* [EXERCISE REQUIREMENTS]
Counting only lines that hold "Panel", give the total and nothing more.

-- BEGIN --

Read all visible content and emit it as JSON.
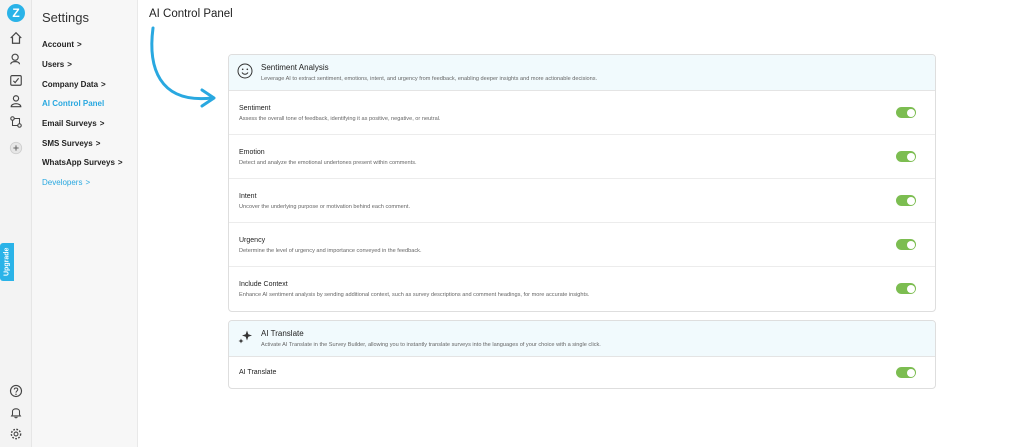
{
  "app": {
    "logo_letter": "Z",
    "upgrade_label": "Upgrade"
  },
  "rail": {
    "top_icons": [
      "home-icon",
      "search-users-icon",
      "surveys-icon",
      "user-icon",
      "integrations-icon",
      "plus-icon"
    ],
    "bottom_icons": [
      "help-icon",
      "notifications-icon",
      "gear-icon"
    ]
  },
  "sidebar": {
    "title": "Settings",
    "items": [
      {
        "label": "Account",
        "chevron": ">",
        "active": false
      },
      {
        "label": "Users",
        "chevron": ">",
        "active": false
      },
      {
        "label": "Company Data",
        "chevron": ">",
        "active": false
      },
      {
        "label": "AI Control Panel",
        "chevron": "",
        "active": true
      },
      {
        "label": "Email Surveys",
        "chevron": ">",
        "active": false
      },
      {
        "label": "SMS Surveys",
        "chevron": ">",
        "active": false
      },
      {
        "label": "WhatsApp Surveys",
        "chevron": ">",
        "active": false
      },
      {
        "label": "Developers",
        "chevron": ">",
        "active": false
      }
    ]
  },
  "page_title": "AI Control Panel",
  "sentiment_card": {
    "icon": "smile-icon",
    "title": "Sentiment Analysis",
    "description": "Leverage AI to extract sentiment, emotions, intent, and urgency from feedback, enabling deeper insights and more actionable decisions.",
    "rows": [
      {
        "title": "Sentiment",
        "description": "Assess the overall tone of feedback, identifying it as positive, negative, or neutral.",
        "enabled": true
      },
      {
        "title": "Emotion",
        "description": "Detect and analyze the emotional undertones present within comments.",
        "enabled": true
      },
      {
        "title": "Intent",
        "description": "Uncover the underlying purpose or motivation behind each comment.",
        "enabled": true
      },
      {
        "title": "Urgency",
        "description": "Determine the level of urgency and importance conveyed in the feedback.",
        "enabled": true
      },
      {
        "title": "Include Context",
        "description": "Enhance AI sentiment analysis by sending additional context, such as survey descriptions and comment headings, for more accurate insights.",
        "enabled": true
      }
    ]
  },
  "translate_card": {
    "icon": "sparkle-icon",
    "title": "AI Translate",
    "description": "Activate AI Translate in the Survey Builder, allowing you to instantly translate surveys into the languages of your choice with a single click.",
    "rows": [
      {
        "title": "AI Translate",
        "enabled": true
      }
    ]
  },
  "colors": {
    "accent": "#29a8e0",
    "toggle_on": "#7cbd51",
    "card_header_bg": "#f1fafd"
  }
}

-- END --
-- BEGIN --

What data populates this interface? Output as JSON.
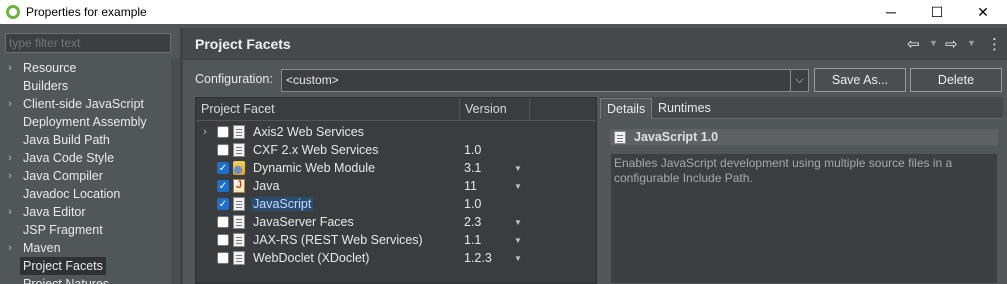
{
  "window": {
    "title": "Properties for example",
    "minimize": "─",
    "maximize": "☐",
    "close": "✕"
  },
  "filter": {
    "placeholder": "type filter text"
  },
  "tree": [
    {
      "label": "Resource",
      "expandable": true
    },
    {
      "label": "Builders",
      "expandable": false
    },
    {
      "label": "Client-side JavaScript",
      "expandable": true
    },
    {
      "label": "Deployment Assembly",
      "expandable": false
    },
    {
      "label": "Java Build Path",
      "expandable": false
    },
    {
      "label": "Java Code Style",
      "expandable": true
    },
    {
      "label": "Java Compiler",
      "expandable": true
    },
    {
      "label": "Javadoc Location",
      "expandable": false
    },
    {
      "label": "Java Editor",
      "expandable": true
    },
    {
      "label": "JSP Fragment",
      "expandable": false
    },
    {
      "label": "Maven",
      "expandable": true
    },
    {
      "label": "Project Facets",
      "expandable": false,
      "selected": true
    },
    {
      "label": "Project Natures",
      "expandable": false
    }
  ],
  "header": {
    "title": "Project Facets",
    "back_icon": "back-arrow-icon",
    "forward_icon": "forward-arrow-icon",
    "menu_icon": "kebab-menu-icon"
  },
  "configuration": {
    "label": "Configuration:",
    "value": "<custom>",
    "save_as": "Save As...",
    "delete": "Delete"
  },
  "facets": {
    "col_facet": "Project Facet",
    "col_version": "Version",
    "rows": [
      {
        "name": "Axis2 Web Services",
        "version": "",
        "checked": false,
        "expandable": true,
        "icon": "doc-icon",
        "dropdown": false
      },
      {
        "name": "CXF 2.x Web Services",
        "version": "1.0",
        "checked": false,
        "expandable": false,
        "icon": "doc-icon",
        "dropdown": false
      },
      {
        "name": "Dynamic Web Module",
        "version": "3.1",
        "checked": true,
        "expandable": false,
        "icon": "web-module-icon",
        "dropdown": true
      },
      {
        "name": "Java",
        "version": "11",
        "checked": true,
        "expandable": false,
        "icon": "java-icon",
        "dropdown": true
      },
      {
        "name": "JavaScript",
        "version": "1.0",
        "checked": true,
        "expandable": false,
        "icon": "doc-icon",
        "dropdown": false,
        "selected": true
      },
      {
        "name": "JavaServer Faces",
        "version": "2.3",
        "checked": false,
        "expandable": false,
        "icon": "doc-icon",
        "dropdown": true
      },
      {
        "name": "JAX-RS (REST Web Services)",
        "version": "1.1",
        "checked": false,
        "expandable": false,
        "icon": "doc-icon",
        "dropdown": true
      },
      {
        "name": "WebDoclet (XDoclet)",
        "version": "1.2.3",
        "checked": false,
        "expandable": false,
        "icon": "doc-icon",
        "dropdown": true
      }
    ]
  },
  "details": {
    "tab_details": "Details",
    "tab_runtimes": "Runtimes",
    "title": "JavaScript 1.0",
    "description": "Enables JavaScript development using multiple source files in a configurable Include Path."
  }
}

-- END --

* [RESPONSE TO THIS TASK]
2